[TASK TO CARRY OUT]
In the records below, find each line with the word "Research" and copy it.

------ TASK DATA

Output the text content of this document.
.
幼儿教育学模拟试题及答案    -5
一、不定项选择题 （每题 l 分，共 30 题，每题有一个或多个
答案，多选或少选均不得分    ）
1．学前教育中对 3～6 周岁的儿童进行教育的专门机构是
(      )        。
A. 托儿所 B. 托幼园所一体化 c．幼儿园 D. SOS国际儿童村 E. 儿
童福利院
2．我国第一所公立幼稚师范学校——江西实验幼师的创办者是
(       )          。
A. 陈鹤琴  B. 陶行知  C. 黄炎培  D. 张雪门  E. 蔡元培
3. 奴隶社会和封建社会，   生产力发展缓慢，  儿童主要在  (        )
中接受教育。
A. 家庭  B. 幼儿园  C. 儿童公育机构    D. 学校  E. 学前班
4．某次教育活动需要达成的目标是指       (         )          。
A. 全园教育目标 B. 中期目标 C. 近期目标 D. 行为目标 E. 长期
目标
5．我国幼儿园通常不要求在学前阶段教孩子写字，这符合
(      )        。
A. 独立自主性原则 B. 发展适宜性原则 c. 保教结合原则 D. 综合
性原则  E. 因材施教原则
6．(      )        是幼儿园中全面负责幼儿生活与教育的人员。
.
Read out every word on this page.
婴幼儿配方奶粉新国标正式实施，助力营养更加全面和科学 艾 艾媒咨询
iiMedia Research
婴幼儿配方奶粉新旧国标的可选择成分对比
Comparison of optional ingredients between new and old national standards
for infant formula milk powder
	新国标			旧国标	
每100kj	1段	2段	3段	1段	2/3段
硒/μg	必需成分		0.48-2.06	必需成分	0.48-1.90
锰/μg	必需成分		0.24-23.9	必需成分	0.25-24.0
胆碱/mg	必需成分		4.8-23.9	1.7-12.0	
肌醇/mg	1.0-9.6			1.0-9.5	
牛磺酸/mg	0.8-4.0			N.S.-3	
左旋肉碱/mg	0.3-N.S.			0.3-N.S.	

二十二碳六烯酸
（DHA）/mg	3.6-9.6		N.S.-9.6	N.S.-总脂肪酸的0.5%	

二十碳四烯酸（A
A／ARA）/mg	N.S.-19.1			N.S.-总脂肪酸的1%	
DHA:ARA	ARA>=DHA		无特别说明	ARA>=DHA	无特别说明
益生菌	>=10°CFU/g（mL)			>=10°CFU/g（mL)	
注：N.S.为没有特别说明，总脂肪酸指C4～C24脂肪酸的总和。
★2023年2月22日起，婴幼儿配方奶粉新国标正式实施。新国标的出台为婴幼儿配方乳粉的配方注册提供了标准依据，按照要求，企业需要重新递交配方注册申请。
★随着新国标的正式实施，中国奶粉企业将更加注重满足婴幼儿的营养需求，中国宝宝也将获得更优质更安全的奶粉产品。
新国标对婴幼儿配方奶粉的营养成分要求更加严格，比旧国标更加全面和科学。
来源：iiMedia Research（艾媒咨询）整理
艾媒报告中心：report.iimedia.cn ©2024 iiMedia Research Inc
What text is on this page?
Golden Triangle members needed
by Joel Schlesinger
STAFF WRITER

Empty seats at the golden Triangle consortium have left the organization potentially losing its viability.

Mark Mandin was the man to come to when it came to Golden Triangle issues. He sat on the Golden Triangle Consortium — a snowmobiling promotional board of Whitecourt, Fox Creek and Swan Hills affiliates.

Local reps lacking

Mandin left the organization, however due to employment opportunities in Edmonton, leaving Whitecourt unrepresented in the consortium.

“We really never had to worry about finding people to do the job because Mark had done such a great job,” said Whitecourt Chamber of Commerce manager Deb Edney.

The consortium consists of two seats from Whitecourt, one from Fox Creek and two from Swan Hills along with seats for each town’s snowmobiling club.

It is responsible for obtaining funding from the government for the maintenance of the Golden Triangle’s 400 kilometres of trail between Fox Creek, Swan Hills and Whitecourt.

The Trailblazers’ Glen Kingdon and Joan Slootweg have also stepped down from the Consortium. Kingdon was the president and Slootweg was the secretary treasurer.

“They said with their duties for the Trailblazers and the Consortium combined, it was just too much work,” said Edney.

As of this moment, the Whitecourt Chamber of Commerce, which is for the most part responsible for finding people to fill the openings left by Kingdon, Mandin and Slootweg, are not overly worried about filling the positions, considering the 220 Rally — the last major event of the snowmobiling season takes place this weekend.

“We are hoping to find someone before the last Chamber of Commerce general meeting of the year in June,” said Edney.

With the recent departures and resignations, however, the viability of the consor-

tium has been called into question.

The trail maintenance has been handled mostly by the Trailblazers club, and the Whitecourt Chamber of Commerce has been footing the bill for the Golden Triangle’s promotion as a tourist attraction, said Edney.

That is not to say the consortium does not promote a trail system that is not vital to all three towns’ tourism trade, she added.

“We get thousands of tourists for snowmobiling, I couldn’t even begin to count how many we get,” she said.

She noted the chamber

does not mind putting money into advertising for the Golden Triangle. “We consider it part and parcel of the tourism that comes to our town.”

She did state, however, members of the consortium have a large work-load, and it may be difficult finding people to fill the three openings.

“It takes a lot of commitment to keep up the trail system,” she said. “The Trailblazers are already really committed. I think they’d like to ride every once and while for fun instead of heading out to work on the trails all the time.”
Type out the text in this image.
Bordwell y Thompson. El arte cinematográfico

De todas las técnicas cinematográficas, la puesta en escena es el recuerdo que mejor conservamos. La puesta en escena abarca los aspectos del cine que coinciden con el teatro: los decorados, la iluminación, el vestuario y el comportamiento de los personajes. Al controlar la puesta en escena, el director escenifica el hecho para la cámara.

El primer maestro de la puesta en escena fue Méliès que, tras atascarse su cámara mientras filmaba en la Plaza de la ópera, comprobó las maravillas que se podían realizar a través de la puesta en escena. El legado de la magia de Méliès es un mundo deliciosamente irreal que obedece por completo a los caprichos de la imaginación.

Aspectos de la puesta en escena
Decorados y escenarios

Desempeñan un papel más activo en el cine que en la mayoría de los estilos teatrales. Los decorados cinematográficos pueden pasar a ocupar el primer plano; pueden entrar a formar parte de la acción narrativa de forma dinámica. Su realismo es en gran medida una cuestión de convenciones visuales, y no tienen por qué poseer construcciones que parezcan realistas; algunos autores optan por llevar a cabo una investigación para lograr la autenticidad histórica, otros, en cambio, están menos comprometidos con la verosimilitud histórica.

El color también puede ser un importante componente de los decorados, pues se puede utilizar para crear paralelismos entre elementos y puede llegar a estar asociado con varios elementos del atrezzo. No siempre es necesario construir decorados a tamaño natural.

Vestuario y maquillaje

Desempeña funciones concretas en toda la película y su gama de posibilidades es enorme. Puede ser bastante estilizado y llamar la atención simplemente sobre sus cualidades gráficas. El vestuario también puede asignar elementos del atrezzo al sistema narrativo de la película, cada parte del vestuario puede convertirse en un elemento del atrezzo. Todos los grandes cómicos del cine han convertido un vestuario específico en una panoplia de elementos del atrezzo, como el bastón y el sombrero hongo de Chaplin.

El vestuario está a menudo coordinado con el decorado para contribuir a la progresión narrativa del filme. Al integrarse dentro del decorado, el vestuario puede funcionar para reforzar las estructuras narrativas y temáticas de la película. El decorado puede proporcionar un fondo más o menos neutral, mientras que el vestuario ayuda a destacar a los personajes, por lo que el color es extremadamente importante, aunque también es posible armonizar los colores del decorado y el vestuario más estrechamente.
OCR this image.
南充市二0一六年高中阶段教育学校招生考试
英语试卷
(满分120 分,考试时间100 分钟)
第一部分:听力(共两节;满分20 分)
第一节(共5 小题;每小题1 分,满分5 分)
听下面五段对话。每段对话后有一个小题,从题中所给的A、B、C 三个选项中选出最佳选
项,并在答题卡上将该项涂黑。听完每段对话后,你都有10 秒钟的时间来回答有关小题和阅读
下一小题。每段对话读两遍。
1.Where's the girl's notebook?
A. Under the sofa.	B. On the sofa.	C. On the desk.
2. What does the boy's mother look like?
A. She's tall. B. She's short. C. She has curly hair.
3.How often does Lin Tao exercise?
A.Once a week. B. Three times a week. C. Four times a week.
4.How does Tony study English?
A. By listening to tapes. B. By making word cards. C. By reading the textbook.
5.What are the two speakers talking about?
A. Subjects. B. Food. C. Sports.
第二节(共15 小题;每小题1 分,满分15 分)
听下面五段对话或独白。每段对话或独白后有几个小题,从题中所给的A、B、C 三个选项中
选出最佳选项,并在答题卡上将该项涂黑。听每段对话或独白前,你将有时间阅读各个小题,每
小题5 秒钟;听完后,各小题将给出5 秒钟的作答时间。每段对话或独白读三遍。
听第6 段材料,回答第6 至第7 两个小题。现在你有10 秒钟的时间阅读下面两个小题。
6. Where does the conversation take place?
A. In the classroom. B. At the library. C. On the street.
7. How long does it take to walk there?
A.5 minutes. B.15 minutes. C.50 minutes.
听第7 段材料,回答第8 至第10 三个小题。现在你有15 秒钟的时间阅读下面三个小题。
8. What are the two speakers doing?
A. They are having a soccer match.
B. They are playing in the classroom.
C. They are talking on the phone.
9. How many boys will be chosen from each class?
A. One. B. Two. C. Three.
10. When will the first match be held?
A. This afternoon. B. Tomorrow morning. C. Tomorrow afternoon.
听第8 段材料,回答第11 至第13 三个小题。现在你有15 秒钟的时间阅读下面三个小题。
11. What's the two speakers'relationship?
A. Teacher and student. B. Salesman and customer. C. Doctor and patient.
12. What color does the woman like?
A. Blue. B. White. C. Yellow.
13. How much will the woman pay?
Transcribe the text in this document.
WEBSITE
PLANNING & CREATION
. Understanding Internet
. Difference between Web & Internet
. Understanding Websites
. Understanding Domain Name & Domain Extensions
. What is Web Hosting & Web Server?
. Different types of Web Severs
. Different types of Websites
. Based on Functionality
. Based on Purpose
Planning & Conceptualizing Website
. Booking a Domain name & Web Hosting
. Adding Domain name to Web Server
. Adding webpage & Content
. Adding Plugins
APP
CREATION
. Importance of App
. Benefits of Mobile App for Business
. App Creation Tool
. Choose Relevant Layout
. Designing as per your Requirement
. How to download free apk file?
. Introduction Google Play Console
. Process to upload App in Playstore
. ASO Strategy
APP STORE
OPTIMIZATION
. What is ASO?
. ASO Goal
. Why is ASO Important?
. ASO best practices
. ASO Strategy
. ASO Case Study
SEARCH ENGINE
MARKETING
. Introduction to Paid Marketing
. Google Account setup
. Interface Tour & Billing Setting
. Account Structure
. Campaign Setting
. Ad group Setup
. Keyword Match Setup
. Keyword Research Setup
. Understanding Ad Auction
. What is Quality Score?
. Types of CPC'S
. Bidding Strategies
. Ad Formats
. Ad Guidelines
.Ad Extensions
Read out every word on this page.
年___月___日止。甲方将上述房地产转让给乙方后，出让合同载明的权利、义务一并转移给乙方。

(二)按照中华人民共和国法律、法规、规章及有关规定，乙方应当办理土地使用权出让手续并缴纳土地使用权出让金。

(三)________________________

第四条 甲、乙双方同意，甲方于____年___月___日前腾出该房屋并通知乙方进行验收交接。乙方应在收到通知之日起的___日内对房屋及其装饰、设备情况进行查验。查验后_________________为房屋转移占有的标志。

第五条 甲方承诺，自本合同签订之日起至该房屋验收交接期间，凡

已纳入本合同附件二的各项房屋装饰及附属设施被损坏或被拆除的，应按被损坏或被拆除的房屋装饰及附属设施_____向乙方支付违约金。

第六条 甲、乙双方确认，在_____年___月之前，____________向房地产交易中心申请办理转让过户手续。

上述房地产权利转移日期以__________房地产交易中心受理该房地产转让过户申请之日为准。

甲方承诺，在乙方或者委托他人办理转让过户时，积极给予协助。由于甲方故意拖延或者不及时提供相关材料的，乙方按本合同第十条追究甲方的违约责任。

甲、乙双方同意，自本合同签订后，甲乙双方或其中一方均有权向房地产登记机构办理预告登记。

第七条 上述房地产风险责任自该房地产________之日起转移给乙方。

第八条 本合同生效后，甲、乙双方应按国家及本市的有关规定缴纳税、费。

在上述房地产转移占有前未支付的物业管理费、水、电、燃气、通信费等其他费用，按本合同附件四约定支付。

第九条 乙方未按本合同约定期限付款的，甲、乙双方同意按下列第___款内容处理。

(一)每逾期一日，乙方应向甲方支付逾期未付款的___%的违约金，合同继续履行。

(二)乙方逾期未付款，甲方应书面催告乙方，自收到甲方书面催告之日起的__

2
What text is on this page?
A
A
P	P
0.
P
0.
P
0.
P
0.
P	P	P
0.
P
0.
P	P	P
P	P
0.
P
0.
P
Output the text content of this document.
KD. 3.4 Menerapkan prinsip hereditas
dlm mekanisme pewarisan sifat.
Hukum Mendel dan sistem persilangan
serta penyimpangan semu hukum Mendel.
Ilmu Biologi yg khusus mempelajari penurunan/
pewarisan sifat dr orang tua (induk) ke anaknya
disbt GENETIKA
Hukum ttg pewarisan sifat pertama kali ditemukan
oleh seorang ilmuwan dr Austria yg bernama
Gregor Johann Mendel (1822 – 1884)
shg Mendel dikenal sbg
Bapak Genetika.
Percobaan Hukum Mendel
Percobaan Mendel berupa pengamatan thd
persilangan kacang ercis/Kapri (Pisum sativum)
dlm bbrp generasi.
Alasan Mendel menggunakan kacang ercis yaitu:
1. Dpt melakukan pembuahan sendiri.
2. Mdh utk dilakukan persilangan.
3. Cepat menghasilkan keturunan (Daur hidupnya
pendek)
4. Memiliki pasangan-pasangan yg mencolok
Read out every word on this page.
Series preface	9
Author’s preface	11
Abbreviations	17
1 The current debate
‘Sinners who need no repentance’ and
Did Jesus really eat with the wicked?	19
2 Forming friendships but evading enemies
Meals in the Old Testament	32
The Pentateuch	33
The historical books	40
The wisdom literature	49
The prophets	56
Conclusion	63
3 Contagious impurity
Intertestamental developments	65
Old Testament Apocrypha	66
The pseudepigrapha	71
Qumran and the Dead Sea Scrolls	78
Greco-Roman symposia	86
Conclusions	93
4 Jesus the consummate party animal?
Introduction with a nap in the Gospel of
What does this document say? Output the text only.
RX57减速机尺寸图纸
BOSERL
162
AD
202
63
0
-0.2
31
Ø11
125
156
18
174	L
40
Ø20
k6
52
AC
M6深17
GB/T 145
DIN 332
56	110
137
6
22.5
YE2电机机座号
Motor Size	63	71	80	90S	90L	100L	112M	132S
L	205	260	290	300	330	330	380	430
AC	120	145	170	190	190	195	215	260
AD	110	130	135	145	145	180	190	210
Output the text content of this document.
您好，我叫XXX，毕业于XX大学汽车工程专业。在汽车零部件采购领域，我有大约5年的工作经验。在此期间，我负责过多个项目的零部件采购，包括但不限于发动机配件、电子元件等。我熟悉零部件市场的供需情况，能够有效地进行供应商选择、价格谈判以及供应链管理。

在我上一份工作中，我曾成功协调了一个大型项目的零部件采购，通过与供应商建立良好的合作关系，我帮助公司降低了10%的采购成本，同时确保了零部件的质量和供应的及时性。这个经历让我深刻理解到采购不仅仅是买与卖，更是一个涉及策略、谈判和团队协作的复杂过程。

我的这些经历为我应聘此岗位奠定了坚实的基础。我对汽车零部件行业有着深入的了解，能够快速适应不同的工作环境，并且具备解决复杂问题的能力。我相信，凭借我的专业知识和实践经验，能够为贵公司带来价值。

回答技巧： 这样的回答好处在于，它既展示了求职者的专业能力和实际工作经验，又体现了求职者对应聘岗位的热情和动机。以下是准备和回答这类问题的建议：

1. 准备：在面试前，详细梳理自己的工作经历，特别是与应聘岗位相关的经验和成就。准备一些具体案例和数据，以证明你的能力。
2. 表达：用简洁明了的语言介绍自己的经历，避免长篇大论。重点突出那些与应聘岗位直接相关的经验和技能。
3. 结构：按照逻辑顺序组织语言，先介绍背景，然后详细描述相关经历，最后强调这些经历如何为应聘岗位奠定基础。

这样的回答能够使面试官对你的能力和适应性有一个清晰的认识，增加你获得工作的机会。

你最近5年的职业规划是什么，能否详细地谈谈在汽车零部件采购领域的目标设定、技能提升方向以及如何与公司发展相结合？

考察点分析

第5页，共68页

------------

[RESPONSE]
iiMedia Research
来源：iiMedia Research（艾媒咨询）整理
艾媒报告中心：report.iimedia.cn ©2024 iiMedia Research Inc
. Keyword Research Setup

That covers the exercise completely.